### What is being asked
Give all of the lines again exactly as they read.

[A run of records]
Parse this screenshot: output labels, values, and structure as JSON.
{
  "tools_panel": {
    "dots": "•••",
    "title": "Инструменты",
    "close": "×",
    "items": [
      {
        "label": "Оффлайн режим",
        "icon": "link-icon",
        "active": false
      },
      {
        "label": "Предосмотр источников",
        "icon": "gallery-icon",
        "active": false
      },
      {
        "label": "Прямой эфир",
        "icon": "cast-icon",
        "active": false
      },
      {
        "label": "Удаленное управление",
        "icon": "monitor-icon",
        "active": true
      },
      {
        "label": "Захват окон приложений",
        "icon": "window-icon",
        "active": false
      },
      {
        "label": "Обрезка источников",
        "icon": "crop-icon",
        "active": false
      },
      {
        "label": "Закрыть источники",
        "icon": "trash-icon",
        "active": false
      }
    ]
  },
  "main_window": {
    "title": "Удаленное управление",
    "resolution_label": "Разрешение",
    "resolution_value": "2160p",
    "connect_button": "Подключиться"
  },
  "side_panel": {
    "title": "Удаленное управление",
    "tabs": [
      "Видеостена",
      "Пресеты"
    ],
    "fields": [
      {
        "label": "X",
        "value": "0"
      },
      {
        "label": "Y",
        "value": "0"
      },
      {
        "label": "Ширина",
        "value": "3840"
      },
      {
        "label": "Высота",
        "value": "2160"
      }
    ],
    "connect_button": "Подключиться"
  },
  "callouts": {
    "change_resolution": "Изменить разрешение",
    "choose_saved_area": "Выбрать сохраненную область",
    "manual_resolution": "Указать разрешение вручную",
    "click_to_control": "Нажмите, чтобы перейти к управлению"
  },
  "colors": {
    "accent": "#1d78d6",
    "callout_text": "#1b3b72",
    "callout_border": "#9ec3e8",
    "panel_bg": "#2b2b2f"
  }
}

### Answer for this exercise
Parse this screenshot: output labels, values, and structure as JSON.
{
  "tools_panel": {
    "dots": "•••",
    "title": "Инструменты",
    "close": "×",
    "items": [
      {
        "label": "Оффлайн режим",
        "icon": "link-icon",
        "active": false
      },
      {
        "label": "Предосмотр источников",
        "icon": "gallery-icon",
        "active": false
      },
      {
        "label": "Прямой эфир",
        "icon": "cast-icon",
        "active": false
      },
      {
        "label": "Удаленное управление",
        "icon": "monitor-icon",
        "active": true
      },
      {
        "label": "Захват окон приложений",
        "icon": "window-icon",
        "active": false
      },
      {
        "label": "Обрезка источников",
        "icon": "crop-icon",
        "active": false
      },
      {
        "label": "Закрыть источники",
        "icon": "trash-icon",
        "active": false
      }
    ]
  },
  "main_window": {
    "title": "Удаленное управление",
    "resolution_label": "Разрешение",
    "resolution_value": "2160p",
    "connect_button": "Подключиться"
  },
  "side_panel": {
    "title": "Удаленное управление",
    "tabs": [
      "Видеостена",
      "Пресеты"
    ],
    "fields": [
      {
        "label": "X",
        "value": "0"
      },
      {
        "label": "Y",
        "value": "0"
      },
      {
        "label": "Ширина",
        "value": "3840"
      },
      {
        "label": "Высота",
        "value": "2160"
      }
    ],
    "connect_button": "Подключиться"
  },
  "callouts": {
    "change_resolution": "Изменить разрешение",
    "choose_saved_area": "Выбрать сохраненную область",
    "manual_resolution": "Указать разрешение вручную",
    "click_to_control": "Нажмите, чтобы перейти к управлению"
  },
  "colors": {
    "accent": "#1d78d6",
    "callout_text": "#1b3b72",
    "callout_border": "#9ec3e8",
    "panel_bg": "#2b2b2f"
  }
}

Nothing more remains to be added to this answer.